» EXTRACTED INFORMATION
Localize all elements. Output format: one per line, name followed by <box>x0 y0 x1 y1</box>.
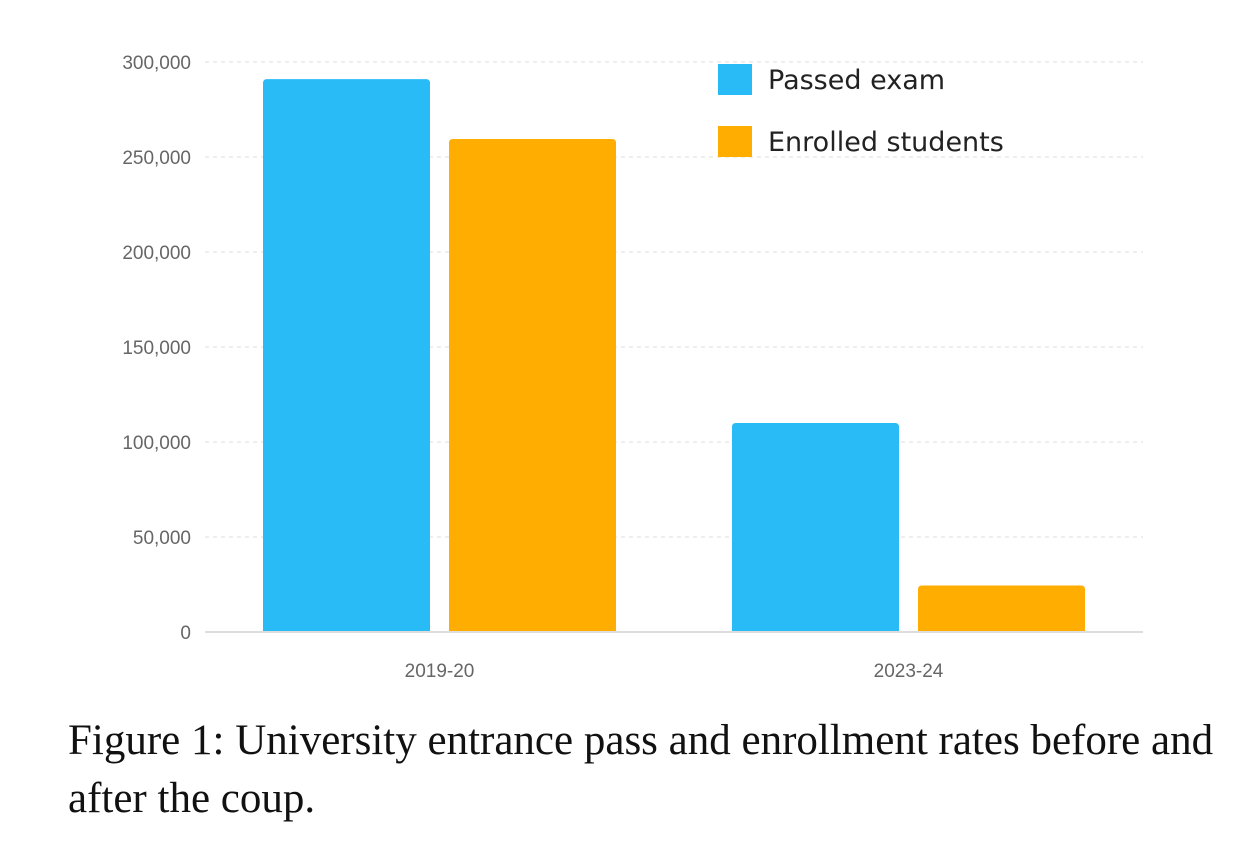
y-axis-ticks: 0 50,000 100,000 150,000 200,000 250,000 300,0… <box>122 53 191 644</box>
x-axis-ticks: 2019-20 2023-24 <box>405 661 944 682</box>
y-tick-label: 300,000 <box>122 53 191 74</box>
y-tick-label: 150,000 <box>122 338 191 359</box>
legend-swatch <box>718 126 752 157</box>
bar-passed-exam-2023-24 <box>732 423 899 632</box>
y-tick-label: 0 <box>180 623 191 644</box>
legend-label: Enrolled students <box>768 127 1004 158</box>
bar-enrolled-students-2023-24 <box>918 585 1085 632</box>
bar-chart: 0 50,000 100,000 150,000 200,000 250,000 300,0… <box>122 53 1143 682</box>
bar-enrolled-students-2019-20 <box>449 138 616 632</box>
y-tick-label: 100,000 <box>122 433 191 454</box>
legend-swatch <box>718 64 752 95</box>
x-tick-label: 2023-24 <box>874 661 944 682</box>
y-tick-label: 200,000 <box>122 243 191 264</box>
bars <box>263 79 1085 633</box>
legend-label: Passed exam <box>768 65 945 96</box>
figure-caption: Figure 1: University entrance pass and e… <box>68 717 1214 822</box>
x-tick-label: 2019-20 <box>405 661 475 682</box>
y-tick-label: 50,000 <box>133 528 191 549</box>
y-tick-label: 250,000 <box>122 148 191 169</box>
bar-passed-exam-2019-20 <box>263 79 430 633</box>
legend: Passed exam Enrolled students <box>718 64 1004 158</box>
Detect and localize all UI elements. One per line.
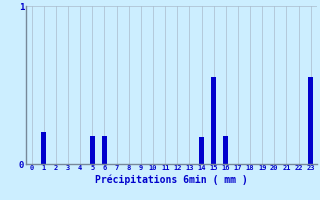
- Bar: [308, 77, 313, 164]
- Bar: [211, 77, 216, 164]
- Bar: [223, 136, 228, 164]
- Bar: [90, 136, 95, 164]
- Bar: [102, 136, 107, 164]
- Bar: [199, 137, 204, 164]
- X-axis label: Précipitations 6min ( mm ): Précipitations 6min ( mm ): [95, 174, 248, 185]
- Bar: [41, 132, 46, 164]
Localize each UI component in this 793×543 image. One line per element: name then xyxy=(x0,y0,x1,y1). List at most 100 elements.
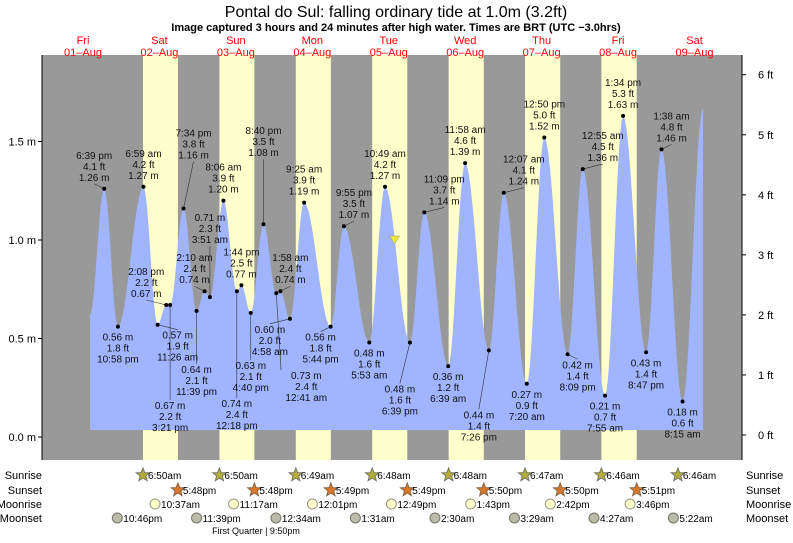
moonset-time: 4:27am xyxy=(600,514,633,525)
tide-label-ft: 3.9 ft xyxy=(293,176,315,187)
moonset-time: 3:29am xyxy=(521,514,554,525)
left-tick-label: 0.0 m xyxy=(8,432,36,444)
sunrise-row-label-right: Sunrise xyxy=(746,470,783,482)
moonset-icon xyxy=(667,512,679,524)
tide-point xyxy=(659,147,664,152)
tide-label-time: 7:26 pm xyxy=(461,432,497,443)
sunrise-icon xyxy=(517,466,534,482)
day-date: 07–Aug xyxy=(523,47,561,59)
moonset-icon xyxy=(349,512,361,524)
right-tick-label: 4 ft xyxy=(758,190,773,202)
moonset-time: 2:30am xyxy=(441,514,474,525)
tide-label-m: 0.48 m xyxy=(354,348,385,359)
tide-label-ft: 4.5 ft xyxy=(592,142,614,153)
tide-label-m: 0.43 m xyxy=(631,358,662,369)
moonset-row-label: Moonset xyxy=(0,513,42,525)
sunset-icon xyxy=(322,481,339,497)
tide-point xyxy=(407,340,412,345)
tide-label-m: 0.74 m xyxy=(222,399,253,410)
tide-label-leader xyxy=(424,207,445,213)
tide-label-ft: 4.6 ft xyxy=(454,136,476,147)
tide-label-ft: 4.8 ft xyxy=(660,122,682,133)
tide-label-m: 0.27 m xyxy=(511,390,542,401)
moonrise-icon xyxy=(624,498,636,510)
sunrise-row-label: Sunrise xyxy=(5,470,42,482)
moonset-icon xyxy=(509,512,521,524)
moonrise-time: 1:43pm xyxy=(477,500,510,511)
tide-label-time: 12:41 am xyxy=(285,393,327,404)
moonset-time: 11:39pm xyxy=(203,514,241,525)
tide-label-time: 12:55 am xyxy=(582,131,624,142)
tide-point xyxy=(422,210,427,215)
sunset-icon xyxy=(399,481,416,497)
tide-point xyxy=(367,340,372,345)
tide-point xyxy=(382,184,387,189)
tide-label-ft: 4.1 ft xyxy=(83,162,105,173)
tide-label-time: 4:40 pm xyxy=(233,383,269,394)
tide-label-time: 2:10 am xyxy=(176,253,212,264)
tide-point xyxy=(463,161,468,166)
tide-label-leader xyxy=(582,163,603,170)
tide-curve xyxy=(90,108,703,430)
moonrise-icon xyxy=(306,498,318,510)
tide-point xyxy=(155,322,160,327)
tide-label-m: 1.14 m xyxy=(429,196,460,207)
tide-label-ft: 2.3 ft xyxy=(199,224,221,235)
tide-label-m: 1.20 m xyxy=(208,185,239,196)
moonset-time: 5:22am xyxy=(679,514,712,525)
day-name: Mon xyxy=(302,35,323,47)
tide-label-time: 7:34 pm xyxy=(175,128,211,139)
day-name: Sat xyxy=(151,35,168,47)
tide-point xyxy=(234,289,239,294)
tide-label-time: 4:58 am xyxy=(252,347,288,358)
current-level-marker xyxy=(389,235,401,245)
sunrise-time: 6:46am xyxy=(606,471,639,482)
tide-label-time: 10:58 pm xyxy=(97,355,139,366)
sunrise-time: 6:48am xyxy=(377,471,410,482)
tide-label-time: 1:38 am xyxy=(653,111,689,122)
day-date: 03–Aug xyxy=(217,47,255,59)
sunrise-time: 6:48am xyxy=(454,471,487,482)
day-date: 04–Aug xyxy=(293,47,331,59)
tide-point xyxy=(239,283,244,288)
tide-point xyxy=(542,135,547,140)
day-name: Fri xyxy=(612,35,625,47)
tide-point xyxy=(341,224,346,229)
chart-title: Pontal do Sul: falling ordinary tide at … xyxy=(225,4,567,21)
tide-label-ft: 2.4 ft xyxy=(279,264,301,275)
moonrise-icon xyxy=(149,498,161,510)
moonset-time: 12:34am xyxy=(282,514,321,525)
tide-point xyxy=(278,289,283,294)
tide-label-ft: 2.4 ft xyxy=(183,264,205,275)
sunset-icon xyxy=(475,481,492,497)
sunrise-icon xyxy=(669,466,686,482)
tide-point xyxy=(207,295,212,300)
right-tick-label: 1 ft xyxy=(758,370,773,382)
tide-label-m: 1.63 m xyxy=(608,100,639,111)
moonset-time: 1:31am xyxy=(361,514,394,525)
sunset-icon xyxy=(169,481,186,497)
tide-label-leader xyxy=(269,318,290,325)
moonrise-row-label-right: Moonrise xyxy=(746,499,791,511)
moonrise-time: 12:01pm xyxy=(318,500,357,511)
tide-label-time: 3:21 pm xyxy=(152,423,188,434)
tide-label-m: 1.52 m xyxy=(529,122,560,133)
tide-label-m: 0.63 m xyxy=(235,361,266,372)
tide-label-time: 12:07 am xyxy=(503,155,545,166)
tide-label-ft: 5.0 ft xyxy=(533,111,555,122)
tide-label-m: 1.36 m xyxy=(587,153,618,164)
day-name: Wed xyxy=(454,35,476,47)
tide-point xyxy=(446,364,451,369)
tide-point xyxy=(115,324,120,329)
tide-events: 1:34 pm5.3 ft1.63 m 12:50 pm5.0 ft1.52 m 1… xyxy=(76,78,701,443)
tide-label-time: 10:49 am xyxy=(364,149,406,160)
moonrise-icon xyxy=(385,498,397,510)
tide-point xyxy=(501,190,506,195)
moonrise-time: 2:42pm xyxy=(556,500,589,511)
left-tick-label: 1.5 m xyxy=(8,137,36,149)
tide-label-m: 1.16 m xyxy=(178,150,209,161)
tide-label-leader xyxy=(275,293,282,371)
moonrise-time: 10:37am xyxy=(161,500,200,511)
tide-label-ft: 1.2 ft xyxy=(437,383,459,394)
tide-label-ft: 1.8 ft xyxy=(309,344,331,355)
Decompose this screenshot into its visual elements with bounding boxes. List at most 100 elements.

» WRITTEN INSTRUCTION
Can you rewrite the lines of the records, starting with the line containing "- Bar: [308, 77, 313, 164]" and going on through the line containing "Localize each UI", replacing "Bar" with "Column" and leaving everything else unchanged?

» WRITTEN RESPONSE
- Column: [308, 77, 313, 164]
- Column: [211, 77, 216, 164]
- Column: [223, 136, 228, 164]
- Column: [90, 136, 95, 164]
- Column: [102, 136, 107, 164]
- Column: [199, 137, 204, 164]
- X-axis label: Précipitations 6min ( mm ): Précipitations 6min ( mm ): [95, 174, 248, 185]
- Column: [41, 132, 46, 164]
Localize each UI component in this 793×543 image. One line per element: name then xyxy=(x0,y0,x1,y1). List at most 100 elements.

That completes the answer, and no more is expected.